» **Data excerpts**:
....................

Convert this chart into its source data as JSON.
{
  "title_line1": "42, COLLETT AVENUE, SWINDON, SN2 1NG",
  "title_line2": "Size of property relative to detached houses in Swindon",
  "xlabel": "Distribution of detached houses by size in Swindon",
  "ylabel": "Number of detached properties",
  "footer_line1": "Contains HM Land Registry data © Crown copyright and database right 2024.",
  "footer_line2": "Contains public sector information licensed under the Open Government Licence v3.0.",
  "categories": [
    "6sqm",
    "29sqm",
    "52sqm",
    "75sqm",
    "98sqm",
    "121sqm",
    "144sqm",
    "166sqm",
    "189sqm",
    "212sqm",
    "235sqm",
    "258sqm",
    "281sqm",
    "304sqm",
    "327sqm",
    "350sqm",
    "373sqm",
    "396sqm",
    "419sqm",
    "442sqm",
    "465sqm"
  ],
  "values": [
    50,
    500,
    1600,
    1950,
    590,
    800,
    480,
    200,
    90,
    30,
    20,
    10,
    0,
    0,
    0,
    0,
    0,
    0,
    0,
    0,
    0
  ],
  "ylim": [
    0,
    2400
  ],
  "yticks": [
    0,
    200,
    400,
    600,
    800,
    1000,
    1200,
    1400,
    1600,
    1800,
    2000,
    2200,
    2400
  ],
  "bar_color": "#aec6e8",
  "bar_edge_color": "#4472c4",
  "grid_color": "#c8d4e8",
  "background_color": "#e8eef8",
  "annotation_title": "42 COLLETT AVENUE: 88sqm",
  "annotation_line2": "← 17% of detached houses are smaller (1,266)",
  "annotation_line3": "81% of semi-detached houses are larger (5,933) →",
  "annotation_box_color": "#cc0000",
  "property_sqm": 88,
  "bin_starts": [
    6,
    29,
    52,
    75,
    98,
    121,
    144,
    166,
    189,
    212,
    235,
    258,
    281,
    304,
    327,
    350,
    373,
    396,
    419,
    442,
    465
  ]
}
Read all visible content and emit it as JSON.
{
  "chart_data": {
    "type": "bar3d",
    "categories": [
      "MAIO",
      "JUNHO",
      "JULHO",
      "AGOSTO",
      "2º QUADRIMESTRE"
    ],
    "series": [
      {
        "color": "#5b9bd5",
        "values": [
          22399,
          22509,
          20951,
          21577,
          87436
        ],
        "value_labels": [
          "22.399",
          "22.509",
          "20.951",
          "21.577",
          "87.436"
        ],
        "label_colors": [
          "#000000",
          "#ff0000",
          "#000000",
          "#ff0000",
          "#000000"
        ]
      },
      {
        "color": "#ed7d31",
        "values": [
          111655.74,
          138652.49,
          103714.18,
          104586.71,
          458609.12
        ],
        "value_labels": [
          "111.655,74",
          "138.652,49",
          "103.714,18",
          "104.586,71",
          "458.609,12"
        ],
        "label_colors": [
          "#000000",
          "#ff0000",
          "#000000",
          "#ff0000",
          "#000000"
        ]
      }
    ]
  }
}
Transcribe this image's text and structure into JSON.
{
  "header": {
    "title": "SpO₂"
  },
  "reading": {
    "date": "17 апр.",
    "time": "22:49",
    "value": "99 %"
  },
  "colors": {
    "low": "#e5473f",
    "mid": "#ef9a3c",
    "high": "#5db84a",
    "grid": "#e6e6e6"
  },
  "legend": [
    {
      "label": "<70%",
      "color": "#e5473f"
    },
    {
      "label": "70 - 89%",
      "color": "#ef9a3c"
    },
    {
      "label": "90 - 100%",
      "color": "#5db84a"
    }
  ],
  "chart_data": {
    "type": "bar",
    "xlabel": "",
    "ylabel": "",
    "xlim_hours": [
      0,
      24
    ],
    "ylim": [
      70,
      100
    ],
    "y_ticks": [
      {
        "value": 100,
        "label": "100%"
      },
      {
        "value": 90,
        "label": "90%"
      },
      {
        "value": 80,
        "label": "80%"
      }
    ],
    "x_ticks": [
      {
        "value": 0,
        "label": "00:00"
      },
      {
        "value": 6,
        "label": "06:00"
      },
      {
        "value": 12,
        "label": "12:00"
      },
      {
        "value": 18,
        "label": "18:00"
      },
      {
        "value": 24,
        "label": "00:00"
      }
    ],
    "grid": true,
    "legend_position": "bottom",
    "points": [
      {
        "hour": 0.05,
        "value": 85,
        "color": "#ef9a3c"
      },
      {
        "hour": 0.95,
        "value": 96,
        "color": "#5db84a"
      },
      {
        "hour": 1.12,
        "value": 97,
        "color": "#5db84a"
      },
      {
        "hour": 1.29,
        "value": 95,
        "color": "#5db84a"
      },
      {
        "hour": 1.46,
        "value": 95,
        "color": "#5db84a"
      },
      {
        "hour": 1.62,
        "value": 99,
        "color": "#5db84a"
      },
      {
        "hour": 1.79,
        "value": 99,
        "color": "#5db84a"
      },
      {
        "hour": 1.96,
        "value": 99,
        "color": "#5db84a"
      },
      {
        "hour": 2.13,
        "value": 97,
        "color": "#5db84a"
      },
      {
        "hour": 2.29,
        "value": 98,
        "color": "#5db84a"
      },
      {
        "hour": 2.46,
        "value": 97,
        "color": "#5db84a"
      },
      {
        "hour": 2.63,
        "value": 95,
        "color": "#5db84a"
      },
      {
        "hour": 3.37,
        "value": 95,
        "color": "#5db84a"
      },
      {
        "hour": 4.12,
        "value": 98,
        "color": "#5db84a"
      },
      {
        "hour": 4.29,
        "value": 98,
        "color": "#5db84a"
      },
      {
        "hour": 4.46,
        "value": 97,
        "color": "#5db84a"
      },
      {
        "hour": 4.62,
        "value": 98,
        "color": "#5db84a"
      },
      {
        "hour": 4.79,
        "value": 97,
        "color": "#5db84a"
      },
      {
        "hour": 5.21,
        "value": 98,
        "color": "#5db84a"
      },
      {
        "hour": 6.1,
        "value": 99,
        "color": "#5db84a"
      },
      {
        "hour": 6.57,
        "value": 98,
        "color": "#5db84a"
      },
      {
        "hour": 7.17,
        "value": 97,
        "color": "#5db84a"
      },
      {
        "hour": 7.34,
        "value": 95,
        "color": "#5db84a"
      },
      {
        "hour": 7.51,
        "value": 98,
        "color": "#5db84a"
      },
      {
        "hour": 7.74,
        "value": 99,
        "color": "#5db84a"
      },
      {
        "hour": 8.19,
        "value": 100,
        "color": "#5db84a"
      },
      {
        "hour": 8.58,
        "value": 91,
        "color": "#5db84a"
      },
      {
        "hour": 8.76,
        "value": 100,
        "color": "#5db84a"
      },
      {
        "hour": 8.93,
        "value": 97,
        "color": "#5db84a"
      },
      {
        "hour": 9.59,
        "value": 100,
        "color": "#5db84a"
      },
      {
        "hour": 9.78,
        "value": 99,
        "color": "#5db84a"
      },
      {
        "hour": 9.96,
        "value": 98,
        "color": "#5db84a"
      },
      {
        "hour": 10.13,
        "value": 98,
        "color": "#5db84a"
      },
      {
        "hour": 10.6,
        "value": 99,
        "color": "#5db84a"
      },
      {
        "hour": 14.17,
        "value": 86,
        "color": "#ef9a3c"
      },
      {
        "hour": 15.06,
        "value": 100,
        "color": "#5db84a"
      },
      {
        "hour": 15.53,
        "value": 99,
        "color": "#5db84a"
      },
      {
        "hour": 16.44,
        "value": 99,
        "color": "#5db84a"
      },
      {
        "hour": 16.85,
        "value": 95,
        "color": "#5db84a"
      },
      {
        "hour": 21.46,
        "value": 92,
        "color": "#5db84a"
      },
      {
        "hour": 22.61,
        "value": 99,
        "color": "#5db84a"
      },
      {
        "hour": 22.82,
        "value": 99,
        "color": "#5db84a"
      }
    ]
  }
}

....................

» **Exercise requirements**: Take the entries and copy them out exactly.

» **Solution**:
Convert this chart into its source data as JSON.
{
  "title_line1": "42, COLLETT AVENUE, SWINDON, SN2 1NG",
  "title_line2": "Size of property relative to detached houses in Swindon",
  "xlabel": "Distribution of detached houses by size in Swindon",
  "ylabel": "Number of detached properties",
  "footer_line1": "Contains HM Land Registry data © Crown copyright and database right 2024.",
  "footer_line2": "Contains public sector information licensed under the Open Government Licence v3.0.",
  "categories": [
    "6sqm",
    "29sqm",
    "52sqm",
    "75sqm",
    "98sqm",
    "121sqm",
    "144sqm",
    "166sqm",
    "189sqm",
    "212sqm",
    "235sqm",
    "258sqm",
    "281sqm",
    "304sqm",
    "327sqm",
    "350sqm",
    "373sqm",
    "396sqm",
    "419sqm",
    "442sqm",
    "465sqm"
  ],
  "values": [
    50,
    500,
    1600,
    1950,
    590,
    800,
    480,
    200,
    90,
    30,
    20,
    10,
    0,
    0,
    0,
    0,
    0,
    0,
    0,
    0,
    0
  ],
  "ylim": [
    0,
    2400
  ],
  "yticks": [
    0,
    200,
    400,
    600,
    800,
    1000,
    1200,
    1400,
    1600,
    1800,
    2000,
    2200,
    2400
  ],
  "bar_color": "#aec6e8",
  "bar_edge_color": "#4472c4",
  "grid_color": "#c8d4e8",
  "background_color": "#e8eef8",
  "annotation_title": "42 COLLETT AVENUE: 88sqm",
  "annotation_line2": "← 17% of detached houses are smaller (1,266)",
  "annotation_line3": "81% of semi-detached houses are larger (5,933) →",
  "annotation_box_color": "#cc0000",
  "property_sqm": 88,
  "bin_starts": [
    6,
    29,
    52,
    75,
    98,
    121,
    144,
    166,
    189,
    212,
    235,
    258,
    281,
    304,
    327,
    350,
    373,
    396,
    419,
    442,
    465
  ]
}
Read all visible content and emit it as JSON.
{
  "chart_data": {
    "type": "bar3d",
    "categories": [
      "MAIO",
      "JUNHO",
      "JULHO",
      "AGOSTO",
      "2º QUADRIMESTRE"
    ],
    "series": [
      {
        "color": "#5b9bd5",
        "values": [
          22399,
          22509,
          20951,
          21577,
          87436
        ],
        "value_labels": [
          "22.399",
          "22.509",
          "20.951",
          "21.577",
          "87.436"
        ],
        "label_colors": [
          "#000000",
          "#ff0000",
          "#000000",
          "#ff0000",
          "#000000"
        ]
      },
      {
        "color": "#ed7d31",
        "values": [
          111655.74,
          138652.49,
          103714.18,
          104586.71,
          458609.12
        ],
        "value_labels": [
          "111.655,74",
          "138.652,49",
          "103.714,18",
          "104.586,71",
          "458.609,12"
        ],
        "label_colors": [
          "#000000",
          "#ff0000",
          "#000000",
          "#ff0000",
          "#000000"
        ]
      }
    ]
  }
}
Transcribe this image's text and structure into JSON.
{
  "header": {
    "title": "SpO₂"
  },
  "reading": {
    "date": "17 апр.",
    "time": "22:49",
    "value": "99 %"
  },
  "colors": {
    "low": "#e5473f",
    "mid": "#ef9a3c",
    "high": "#5db84a",
    "grid": "#e6e6e6"
  },
  "legend": [
    {
      "label": "<70%",
      "color": "#e5473f"
    },
    {
      "label": "70 - 89%",
      "color": "#ef9a3c"
    },
    {
      "label": "90 - 100%",
      "color": "#5db84a"
    }
  ],
  "chart_data": {
    "type": "bar",
    "xlabel": "",
    "ylabel": "",
    "xlim_hours": [
      0,
      24
    ],
    "ylim": [
      70,
      100
    ],
    "y_ticks": [
      {
        "value": 100,
        "label": "100%"
      },
      {
        "value": 90,
        "label": "90%"
      },
      {
        "value": 80,
        "label": "80%"
      }
    ],
    "x_ticks": [
      {
        "value": 0,
        "label": "00:00"
      },
      {
        "value": 6,
        "label": "06:00"
      },
      {
        "value": 12,
        "label": "12:00"
      },
      {
        "value": 18,
        "label": "18:00"
      },
      {
        "value": 24,
        "label": "00:00"
      }
    ],
    "grid": true,
    "legend_position": "bottom",
    "points": [
      {
        "hour": 0.05,
        "value": 85,
        "color": "#ef9a3c"
      },
      {
        "hour": 0.95,
        "value": 96,
        "color": "#5db84a"
      },
      {
        "hour": 1.12,
        "value": 97,
        "color": "#5db84a"
      },
      {
        "hour": 1.29,
        "value": 95,
        "color": "#5db84a"
      },
      {
        "hour": 1.46,
        "value": 95,
        "color": "#5db84a"
      },
      {
        "hour": 1.62,
        "value": 99,
        "color": "#5db84a"
      },
      {
        "hour": 1.79,
        "value": 99,
        "color": "#5db84a"
      },
      {
        "hour": 1.96,
        "value": 99,
        "color": "#5db84a"
      },
      {
        "hour": 2.13,
        "value": 97,
        "color": "#5db84a"
      },
      {
        "hour": 2.29,
        "value": 98,
        "color": "#5db84a"
      },
      {
        "hour": 2.46,
        "value": 97,
        "color": "#5db84a"
      },
      {
        "hour": 2.63,
        "value": 95,
        "color": "#5db84a"
      },
      {
        "hour": 3.37,
        "value": 95,
        "color": "#5db84a"
      },
      {
        "hour": 4.12,
        "value": 98,
        "color": "#5db84a"
      },
      {
        "hour": 4.29,
        "value": 98,
        "color": "#5db84a"
      },
      {
        "hour": 4.46,
        "value": 97,
        "color": "#5db84a"
      },
      {
        "hour": 4.62,
        "value": 98,
        "color": "#5db84a"
      },
      {
        "hour": 4.79,
        "value": 97,
        "color": "#5db84a"
      },
      {
        "hour": 5.21,
        "value": 98,
        "color": "#5db84a"
      },
      {
        "hour": 6.1,
        "value": 99,
        "color": "#5db84a"
      },
      {
        "hour": 6.57,
        "value": 98,
        "color": "#5db84a"
      },
      {
        "hour": 7.17,
        "value": 97,
        "color": "#5db84a"
      },
      {
        "hour": 7.34,
        "value": 95,
        "color": "#5db84a"
      },
      {
        "hour": 7.51,
        "value": 98,
        "color": "#5db84a"
      },
      {
        "hour": 7.74,
        "value": 99,
        "color": "#5db84a"
      },
      {
        "hour": 8.19,
        "value": 100,
        "color": "#5db84a"
      },
      {
        "hour": 8.58,
        "value": 91,
        "color": "#5db84a"
      },
      {
        "hour": 8.76,
        "value": 100,
        "color": "#5db84a"
      },
      {
        "hour": 8.93,
        "value": 97,
        "color": "#5db84a"
      },
      {
        "hour": 9.59,
        "value": 100,
        "color": "#5db84a"
      },
      {
        "hour": 9.78,
        "value": 99,
        "color": "#5db84a"
      },
      {
        "hour": 9.96,
        "value": 98,
        "color": "#5db84a"
      },
      {
        "hour": 10.13,
        "value": 98,
        "color": "#5db84a"
      },
      {
        "hour": 10.6,
        "value": 99,
        "color": "#5db84a"
      },
      {
        "hour": 14.17,
        "value": 86,
        "color": "#ef9a3c"
      },
      {
        "hour": 15.06,
        "value": 100,
        "color": "#5db84a"
      },
      {
        "hour": 15.53,
        "value": 99,
        "color": "#5db84a"
      },
      {
        "hour": 16.44,
        "value": 99,
        "color": "#5db84a"
      },
      {
        "hour": 16.85,
        "value": 95,
        "color": "#5db84a"
      },
      {
        "hour": 21.46,
        "value": 92,
        "color": "#5db84a"
      },
      {
        "hour": 22.61,
        "value": 99,
        "color": "#5db84a"
      },
      {
        "hour": 22.82,
        "value": 99,
        "color": "#5db84a"
      }
    ]
  }
}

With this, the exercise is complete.